**DATA:**
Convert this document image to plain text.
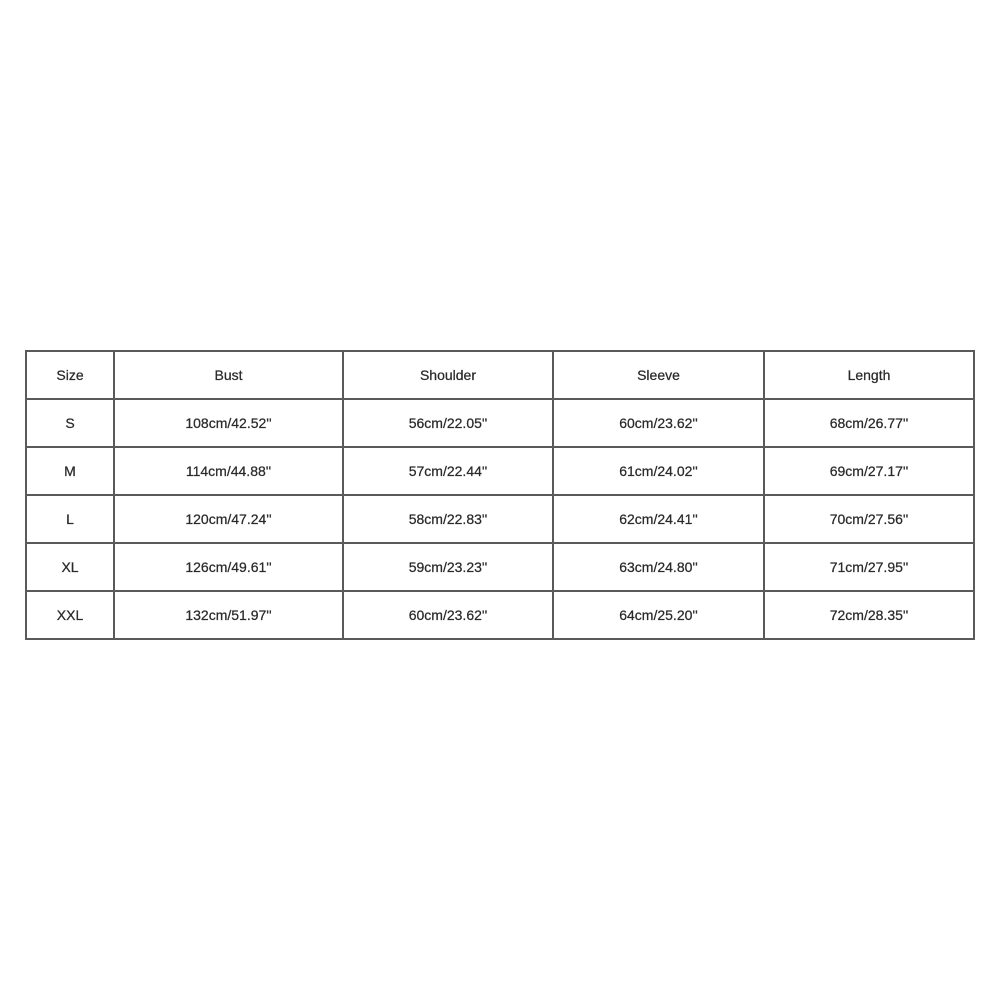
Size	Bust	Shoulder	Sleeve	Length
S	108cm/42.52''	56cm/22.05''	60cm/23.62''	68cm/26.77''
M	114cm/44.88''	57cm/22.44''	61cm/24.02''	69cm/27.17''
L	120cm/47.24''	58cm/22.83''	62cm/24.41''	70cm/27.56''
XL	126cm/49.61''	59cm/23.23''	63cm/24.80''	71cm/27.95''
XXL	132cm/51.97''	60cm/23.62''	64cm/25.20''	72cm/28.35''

---

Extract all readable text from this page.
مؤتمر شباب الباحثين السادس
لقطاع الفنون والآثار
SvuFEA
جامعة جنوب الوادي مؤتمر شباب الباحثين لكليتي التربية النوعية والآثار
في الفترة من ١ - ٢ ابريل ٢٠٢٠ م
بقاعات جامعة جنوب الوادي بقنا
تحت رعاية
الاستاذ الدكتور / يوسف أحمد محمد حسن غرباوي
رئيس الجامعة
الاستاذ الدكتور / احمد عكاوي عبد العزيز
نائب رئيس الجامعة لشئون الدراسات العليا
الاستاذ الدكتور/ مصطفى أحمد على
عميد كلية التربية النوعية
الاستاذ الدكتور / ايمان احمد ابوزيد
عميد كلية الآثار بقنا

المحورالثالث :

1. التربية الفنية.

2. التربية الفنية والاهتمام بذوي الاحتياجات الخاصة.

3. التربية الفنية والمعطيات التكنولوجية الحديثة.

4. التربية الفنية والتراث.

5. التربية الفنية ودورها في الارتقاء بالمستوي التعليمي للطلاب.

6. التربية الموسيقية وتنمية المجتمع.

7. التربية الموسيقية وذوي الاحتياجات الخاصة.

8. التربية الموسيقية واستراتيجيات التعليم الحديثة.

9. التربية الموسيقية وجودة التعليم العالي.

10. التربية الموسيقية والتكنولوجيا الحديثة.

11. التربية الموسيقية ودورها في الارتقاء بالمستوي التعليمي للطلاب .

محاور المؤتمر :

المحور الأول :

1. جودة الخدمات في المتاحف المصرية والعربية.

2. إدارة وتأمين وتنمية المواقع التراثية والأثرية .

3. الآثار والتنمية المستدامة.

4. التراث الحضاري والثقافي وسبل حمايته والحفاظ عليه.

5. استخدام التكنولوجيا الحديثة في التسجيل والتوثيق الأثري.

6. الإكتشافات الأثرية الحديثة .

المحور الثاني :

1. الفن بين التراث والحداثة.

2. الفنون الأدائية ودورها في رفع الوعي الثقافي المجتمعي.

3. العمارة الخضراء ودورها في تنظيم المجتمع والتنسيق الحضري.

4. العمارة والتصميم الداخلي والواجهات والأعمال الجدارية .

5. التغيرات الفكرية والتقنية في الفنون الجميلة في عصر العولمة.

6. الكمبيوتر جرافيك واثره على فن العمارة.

==

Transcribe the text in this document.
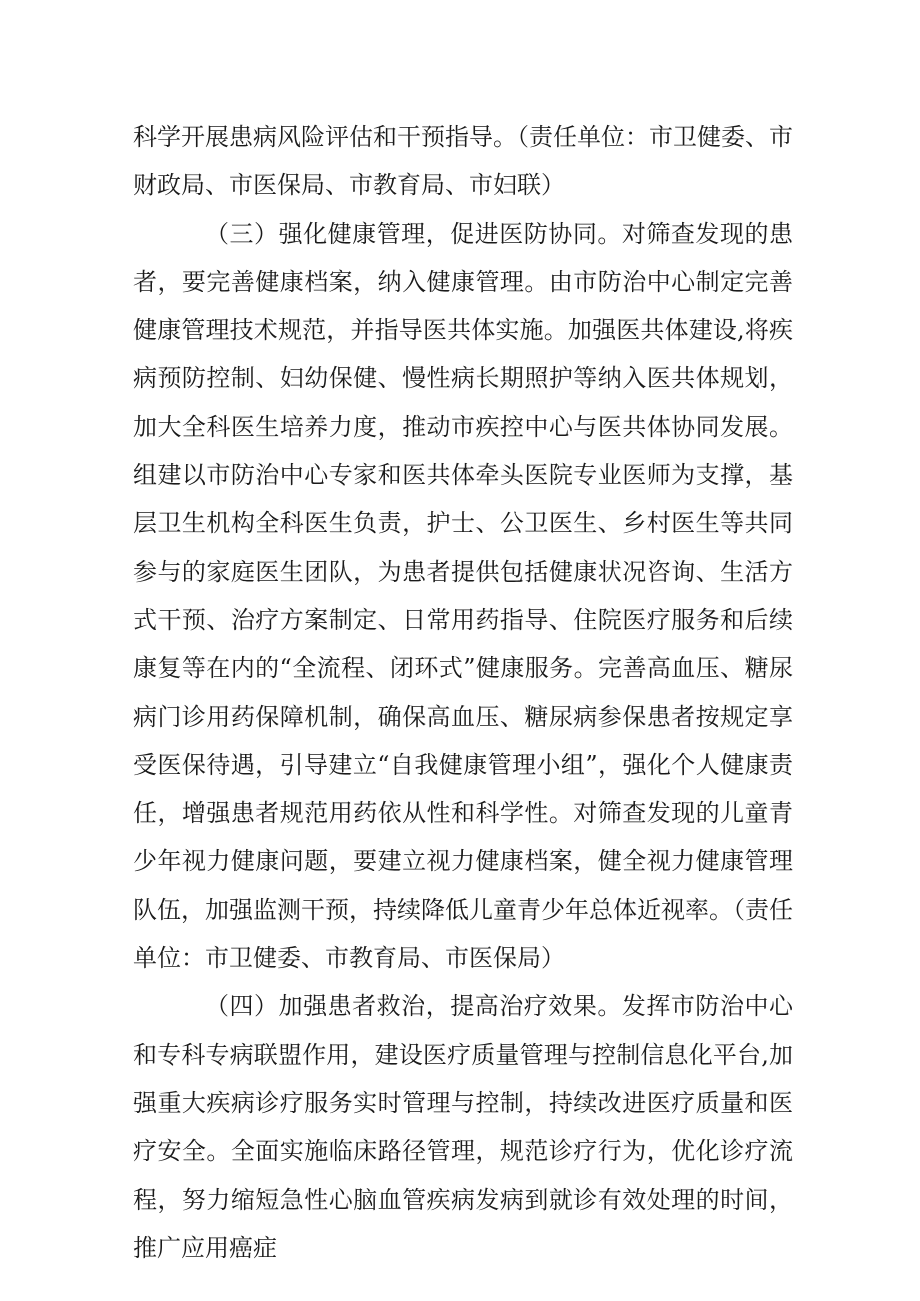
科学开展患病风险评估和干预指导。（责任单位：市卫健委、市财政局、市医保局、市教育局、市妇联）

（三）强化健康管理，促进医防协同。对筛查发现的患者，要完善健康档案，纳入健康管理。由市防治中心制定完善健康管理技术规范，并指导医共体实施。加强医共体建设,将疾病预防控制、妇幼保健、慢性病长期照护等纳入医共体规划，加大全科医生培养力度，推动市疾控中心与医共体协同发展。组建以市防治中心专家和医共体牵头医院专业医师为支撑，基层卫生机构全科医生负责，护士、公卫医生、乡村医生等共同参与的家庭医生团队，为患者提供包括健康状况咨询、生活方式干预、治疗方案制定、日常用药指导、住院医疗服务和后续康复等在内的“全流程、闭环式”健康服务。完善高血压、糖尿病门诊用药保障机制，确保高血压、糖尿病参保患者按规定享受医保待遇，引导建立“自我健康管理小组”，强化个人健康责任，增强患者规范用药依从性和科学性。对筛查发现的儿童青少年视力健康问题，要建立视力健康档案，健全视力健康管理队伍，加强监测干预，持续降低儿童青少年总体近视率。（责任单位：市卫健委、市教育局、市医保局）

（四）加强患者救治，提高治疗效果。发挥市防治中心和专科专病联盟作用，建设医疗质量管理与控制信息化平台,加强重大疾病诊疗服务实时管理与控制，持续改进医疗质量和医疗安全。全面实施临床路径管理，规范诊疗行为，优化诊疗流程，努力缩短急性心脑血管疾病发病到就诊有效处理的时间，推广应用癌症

**TASK DETAILS:**
Give the number of lines in the records above that contain the word "الموسيقية". Reply with that number alone.

**RESULT OF THE TASK:**
6